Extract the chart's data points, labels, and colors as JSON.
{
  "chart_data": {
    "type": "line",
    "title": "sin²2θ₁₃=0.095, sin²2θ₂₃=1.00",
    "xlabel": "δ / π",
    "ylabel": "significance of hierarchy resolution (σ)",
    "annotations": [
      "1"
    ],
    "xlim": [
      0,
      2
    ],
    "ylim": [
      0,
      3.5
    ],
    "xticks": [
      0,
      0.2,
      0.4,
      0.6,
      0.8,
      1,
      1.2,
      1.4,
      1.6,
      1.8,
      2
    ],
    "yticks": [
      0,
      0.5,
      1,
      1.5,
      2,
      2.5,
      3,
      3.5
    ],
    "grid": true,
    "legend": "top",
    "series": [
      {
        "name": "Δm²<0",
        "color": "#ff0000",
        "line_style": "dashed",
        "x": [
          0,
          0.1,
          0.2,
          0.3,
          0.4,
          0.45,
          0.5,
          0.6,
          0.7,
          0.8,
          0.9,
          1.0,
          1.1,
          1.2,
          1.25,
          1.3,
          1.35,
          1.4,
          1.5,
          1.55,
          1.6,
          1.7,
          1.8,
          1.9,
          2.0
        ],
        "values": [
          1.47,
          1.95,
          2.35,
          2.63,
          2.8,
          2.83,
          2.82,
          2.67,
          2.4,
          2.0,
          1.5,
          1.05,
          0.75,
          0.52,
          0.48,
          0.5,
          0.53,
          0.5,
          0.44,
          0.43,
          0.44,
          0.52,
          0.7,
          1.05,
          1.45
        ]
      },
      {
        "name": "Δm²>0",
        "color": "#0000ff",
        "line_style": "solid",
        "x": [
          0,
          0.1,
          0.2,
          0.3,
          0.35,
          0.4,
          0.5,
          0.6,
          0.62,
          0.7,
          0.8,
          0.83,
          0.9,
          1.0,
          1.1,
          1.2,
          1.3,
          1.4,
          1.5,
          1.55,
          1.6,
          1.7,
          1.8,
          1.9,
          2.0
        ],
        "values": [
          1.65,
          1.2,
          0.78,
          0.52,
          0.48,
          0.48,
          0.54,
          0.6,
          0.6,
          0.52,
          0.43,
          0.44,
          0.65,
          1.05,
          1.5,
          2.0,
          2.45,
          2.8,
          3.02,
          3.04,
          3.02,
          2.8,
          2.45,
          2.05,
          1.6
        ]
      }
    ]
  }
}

:::

### WHAT THE TASK REQUIRES
Copy every record above exactly as it appears.

### RESPONSE
Extract the chart's data points, labels, and colors as JSON.
{
  "chart_data": {
    "type": "line",
    "title": "sin²2θ₁₃=0.095, sin²2θ₂₃=1.00",
    "xlabel": "δ / π",
    "ylabel": "significance of hierarchy resolution (σ)",
    "annotations": [
      "1"
    ],
    "xlim": [
      0,
      2
    ],
    "ylim": [
      0,
      3.5
    ],
    "xticks": [
      0,
      0.2,
      0.4,
      0.6,
      0.8,
      1,
      1.2,
      1.4,
      1.6,
      1.8,
      2
    ],
    "yticks": [
      0,
      0.5,
      1,
      1.5,
      2,
      2.5,
      3,
      3.5
    ],
    "grid": true,
    "legend": "top",
    "series": [
      {
        "name": "Δm²<0",
        "color": "#ff0000",
        "line_style": "dashed",
        "x": [
          0,
          0.1,
          0.2,
          0.3,
          0.4,
          0.45,
          0.5,
          0.6,
          0.7,
          0.8,
          0.9,
          1.0,
          1.1,
          1.2,
          1.25,
          1.3,
          1.35,
          1.4,
          1.5,
          1.55,
          1.6,
          1.7,
          1.8,
          1.9,
          2.0
        ],
        "values": [
          1.47,
          1.95,
          2.35,
          2.63,
          2.8,
          2.83,
          2.82,
          2.67,
          2.4,
          2.0,
          1.5,
          1.05,
          0.75,
          0.52,
          0.48,
          0.5,
          0.53,
          0.5,
          0.44,
          0.43,
          0.44,
          0.52,
          0.7,
          1.05,
          1.45
        ]
      },
      {
        "name": "Δm²>0",
        "color": "#0000ff",
        "line_style": "solid",
        "x": [
          0,
          0.1,
          0.2,
          0.3,
          0.35,
          0.4,
          0.5,
          0.6,
          0.62,
          0.7,
          0.8,
          0.83,
          0.9,
          1.0,
          1.1,
          1.2,
          1.3,
          1.4,
          1.5,
          1.55,
          1.6,
          1.7,
          1.8,
          1.9,
          2.0
        ],
        "values": [
          1.65,
          1.2,
          0.78,
          0.52,
          0.48,
          0.48,
          0.54,
          0.6,
          0.6,
          0.52,
          0.43,
          0.44,
          0.65,
          1.05,
          1.5,
          2.0,
          2.45,
          2.8,
          3.02,
          3.04,
          3.02,
          2.8,
          2.45,
          2.05,
          1.6
        ]
      }
    ]
  }
}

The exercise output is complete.